The exercise>
Make an exact copy of all the material below, apart from the pictures.

Data excerpts>
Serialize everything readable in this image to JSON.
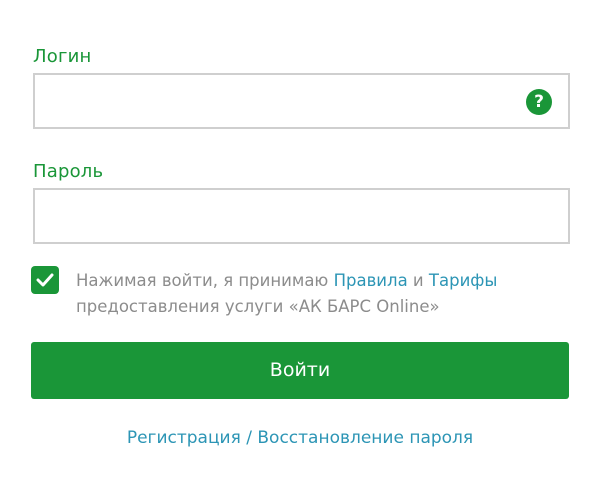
{
  "login": {
    "label": "Логин",
    "value": "",
    "placeholder": "",
    "help_icon": "?"
  },
  "password": {
    "label": "Пароль",
    "value": "",
    "placeholder": ""
  },
  "agreement": {
    "checked": true,
    "text_before": "Нажимая войти, я принимаю ",
    "rules_link": "Правила",
    "conjunction": " и ",
    "tariffs_link": "Тарифы",
    "text_after": " предоставления услуги «АК БАРС Online»"
  },
  "submit": {
    "label": "Войти"
  },
  "footer": {
    "register_link": "Регистрация",
    "separator": " / ",
    "restore_link": "Восстановление пароля"
  },
  "colors": {
    "accent_green": "#1a9638",
    "link_blue": "#2c95b5",
    "muted_text": "#8c8c8c",
    "input_border": "#cfcfcf"
  }
}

Finished task>
Serialize everything readable in this image to JSON.
{
  "login": {
    "label": "Логин",
    "value": "",
    "placeholder": "",
    "help_icon": "?"
  },
  "password": {
    "label": "Пароль",
    "value": "",
    "placeholder": ""
  },
  "agreement": {
    "checked": true,
    "text_before": "Нажимая войти, я принимаю ",
    "rules_link": "Правила",
    "conjunction": " и ",
    "tariffs_link": "Тарифы",
    "text_after": " предоставления услуги «АК БАРС Online»"
  },
  "submit": {
    "label": "Войти"
  },
  "footer": {
    "register_link": "Регистрация",
    "separator": " / ",
    "restore_link": "Восстановление пароля"
  },
  "colors": {
    "accent_green": "#1a9638",
    "link_blue": "#2c95b5",
    "muted_text": "#8c8c8c",
    "input_border": "#cfcfcf"
  }
}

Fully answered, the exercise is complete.